• _TASK OBJECTIVE_
Say how many lines of these entries include the word "JSON", and answer with the number alone.

══ GIVEN DATA

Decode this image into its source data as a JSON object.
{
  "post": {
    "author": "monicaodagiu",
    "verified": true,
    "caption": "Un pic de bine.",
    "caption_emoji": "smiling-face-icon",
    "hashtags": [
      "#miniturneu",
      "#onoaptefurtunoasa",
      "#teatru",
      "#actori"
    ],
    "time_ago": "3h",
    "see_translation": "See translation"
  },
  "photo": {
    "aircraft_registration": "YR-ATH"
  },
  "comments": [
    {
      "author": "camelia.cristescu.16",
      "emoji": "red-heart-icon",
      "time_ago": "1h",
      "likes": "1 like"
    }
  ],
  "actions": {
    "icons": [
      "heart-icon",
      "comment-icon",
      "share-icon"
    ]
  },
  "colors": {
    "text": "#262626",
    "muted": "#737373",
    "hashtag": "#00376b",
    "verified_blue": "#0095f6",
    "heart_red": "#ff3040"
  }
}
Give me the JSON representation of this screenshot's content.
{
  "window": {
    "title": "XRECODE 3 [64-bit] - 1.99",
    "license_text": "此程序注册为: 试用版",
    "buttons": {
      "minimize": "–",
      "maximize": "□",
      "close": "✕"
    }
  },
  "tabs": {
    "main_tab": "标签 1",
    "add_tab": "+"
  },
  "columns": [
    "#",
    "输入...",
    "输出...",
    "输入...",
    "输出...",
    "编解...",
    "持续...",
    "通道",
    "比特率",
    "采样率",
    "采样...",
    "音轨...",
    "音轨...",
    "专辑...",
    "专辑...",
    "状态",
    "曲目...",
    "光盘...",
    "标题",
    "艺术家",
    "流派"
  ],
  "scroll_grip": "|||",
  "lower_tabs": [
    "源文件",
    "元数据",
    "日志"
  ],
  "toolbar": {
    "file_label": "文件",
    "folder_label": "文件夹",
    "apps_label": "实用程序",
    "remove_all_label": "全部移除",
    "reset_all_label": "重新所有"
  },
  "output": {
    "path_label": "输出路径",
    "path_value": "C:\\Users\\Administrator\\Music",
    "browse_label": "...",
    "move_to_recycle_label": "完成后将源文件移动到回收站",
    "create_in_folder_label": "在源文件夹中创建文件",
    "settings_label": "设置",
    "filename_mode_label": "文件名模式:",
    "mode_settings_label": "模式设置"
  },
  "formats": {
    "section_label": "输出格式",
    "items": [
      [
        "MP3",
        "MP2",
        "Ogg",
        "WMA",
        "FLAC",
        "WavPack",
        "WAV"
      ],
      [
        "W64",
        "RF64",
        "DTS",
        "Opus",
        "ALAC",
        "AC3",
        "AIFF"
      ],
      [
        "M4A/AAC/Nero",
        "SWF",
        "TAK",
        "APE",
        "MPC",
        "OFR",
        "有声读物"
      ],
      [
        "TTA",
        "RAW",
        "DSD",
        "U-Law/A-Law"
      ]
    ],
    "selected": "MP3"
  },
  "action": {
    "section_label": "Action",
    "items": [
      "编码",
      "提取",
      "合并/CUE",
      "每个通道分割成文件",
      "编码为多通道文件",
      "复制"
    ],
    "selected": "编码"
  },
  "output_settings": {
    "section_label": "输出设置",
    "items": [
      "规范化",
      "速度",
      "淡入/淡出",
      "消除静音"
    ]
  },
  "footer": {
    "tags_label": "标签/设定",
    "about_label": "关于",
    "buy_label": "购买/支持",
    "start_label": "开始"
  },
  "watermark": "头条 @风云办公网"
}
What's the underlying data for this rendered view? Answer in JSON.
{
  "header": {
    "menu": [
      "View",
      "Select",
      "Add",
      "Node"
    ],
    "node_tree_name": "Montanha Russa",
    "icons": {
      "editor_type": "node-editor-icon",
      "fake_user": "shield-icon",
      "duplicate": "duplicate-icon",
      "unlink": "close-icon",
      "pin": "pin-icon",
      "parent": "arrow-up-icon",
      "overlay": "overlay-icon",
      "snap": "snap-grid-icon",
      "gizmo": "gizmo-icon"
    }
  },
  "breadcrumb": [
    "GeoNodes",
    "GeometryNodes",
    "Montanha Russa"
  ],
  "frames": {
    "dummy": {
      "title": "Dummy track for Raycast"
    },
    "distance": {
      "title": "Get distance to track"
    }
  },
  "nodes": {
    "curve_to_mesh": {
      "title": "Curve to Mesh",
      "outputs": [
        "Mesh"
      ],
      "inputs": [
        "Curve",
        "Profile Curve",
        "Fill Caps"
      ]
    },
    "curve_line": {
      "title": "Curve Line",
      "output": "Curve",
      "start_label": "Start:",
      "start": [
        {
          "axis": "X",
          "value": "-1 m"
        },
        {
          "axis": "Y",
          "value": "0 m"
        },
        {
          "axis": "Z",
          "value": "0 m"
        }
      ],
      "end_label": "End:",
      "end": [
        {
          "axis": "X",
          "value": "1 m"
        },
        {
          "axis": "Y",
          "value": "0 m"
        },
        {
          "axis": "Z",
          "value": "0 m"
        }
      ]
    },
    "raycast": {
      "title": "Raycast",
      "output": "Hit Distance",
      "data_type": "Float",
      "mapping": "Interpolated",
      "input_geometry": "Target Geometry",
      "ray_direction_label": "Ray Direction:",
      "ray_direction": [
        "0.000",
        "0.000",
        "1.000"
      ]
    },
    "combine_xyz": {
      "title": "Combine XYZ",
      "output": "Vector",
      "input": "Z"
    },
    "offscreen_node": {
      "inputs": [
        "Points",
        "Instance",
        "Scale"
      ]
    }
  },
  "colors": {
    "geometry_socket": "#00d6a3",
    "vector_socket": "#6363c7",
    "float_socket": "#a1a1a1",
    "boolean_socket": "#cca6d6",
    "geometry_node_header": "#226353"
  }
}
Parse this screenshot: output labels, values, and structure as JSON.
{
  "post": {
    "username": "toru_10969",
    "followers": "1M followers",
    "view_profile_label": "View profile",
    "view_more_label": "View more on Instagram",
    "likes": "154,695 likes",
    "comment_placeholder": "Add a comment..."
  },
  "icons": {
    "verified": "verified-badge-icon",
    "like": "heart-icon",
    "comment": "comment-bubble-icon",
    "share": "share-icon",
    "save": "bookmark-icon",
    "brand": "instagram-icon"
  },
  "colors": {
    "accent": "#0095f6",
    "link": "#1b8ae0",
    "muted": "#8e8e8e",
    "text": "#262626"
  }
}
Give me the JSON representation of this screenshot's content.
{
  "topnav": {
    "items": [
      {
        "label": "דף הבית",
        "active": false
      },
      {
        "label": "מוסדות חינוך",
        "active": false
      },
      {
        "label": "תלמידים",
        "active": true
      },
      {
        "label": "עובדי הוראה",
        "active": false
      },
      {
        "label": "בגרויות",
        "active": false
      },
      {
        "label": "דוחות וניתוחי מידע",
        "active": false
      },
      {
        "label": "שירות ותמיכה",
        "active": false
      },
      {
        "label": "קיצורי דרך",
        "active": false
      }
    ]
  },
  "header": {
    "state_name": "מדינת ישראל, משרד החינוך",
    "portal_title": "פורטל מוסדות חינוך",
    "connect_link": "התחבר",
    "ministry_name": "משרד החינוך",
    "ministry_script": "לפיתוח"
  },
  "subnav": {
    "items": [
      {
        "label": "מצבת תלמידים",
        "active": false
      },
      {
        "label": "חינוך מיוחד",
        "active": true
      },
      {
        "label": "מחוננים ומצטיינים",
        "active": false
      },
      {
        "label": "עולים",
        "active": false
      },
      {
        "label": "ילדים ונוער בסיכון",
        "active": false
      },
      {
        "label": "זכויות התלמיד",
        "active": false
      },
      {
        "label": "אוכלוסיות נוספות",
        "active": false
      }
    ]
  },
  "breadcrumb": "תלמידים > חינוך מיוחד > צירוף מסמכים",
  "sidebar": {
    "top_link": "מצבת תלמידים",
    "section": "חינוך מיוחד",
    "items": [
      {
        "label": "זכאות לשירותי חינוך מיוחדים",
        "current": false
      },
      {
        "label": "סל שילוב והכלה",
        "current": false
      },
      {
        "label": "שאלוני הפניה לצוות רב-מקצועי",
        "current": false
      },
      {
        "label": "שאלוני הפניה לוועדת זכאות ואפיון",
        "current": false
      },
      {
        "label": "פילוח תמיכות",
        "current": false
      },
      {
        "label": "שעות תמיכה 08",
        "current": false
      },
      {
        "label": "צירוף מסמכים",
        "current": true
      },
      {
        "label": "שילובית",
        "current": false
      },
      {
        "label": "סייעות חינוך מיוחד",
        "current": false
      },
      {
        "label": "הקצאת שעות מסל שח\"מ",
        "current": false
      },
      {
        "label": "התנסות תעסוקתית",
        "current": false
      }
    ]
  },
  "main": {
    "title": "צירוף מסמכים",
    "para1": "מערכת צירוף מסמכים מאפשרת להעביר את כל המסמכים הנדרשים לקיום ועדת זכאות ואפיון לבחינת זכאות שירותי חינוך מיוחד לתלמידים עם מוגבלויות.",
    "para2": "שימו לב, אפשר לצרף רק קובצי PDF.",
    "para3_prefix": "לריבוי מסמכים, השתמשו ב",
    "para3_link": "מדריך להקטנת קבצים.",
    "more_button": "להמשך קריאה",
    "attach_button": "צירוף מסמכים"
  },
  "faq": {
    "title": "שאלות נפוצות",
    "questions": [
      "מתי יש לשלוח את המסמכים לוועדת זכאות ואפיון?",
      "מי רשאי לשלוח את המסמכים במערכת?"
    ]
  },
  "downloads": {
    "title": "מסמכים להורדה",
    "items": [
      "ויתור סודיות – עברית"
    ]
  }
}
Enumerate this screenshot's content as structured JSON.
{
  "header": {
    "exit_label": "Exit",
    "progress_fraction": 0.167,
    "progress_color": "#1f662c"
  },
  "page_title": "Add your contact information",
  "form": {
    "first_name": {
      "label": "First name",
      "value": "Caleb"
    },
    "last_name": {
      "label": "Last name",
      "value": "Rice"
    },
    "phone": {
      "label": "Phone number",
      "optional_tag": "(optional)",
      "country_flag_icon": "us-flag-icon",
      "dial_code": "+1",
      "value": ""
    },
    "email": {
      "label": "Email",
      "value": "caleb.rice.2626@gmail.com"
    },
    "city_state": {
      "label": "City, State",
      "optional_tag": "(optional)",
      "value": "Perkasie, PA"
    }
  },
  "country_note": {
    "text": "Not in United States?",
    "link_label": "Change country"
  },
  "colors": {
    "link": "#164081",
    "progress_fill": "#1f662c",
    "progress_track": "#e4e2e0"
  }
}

════

• _RESULT OF THE EXERCISE_
6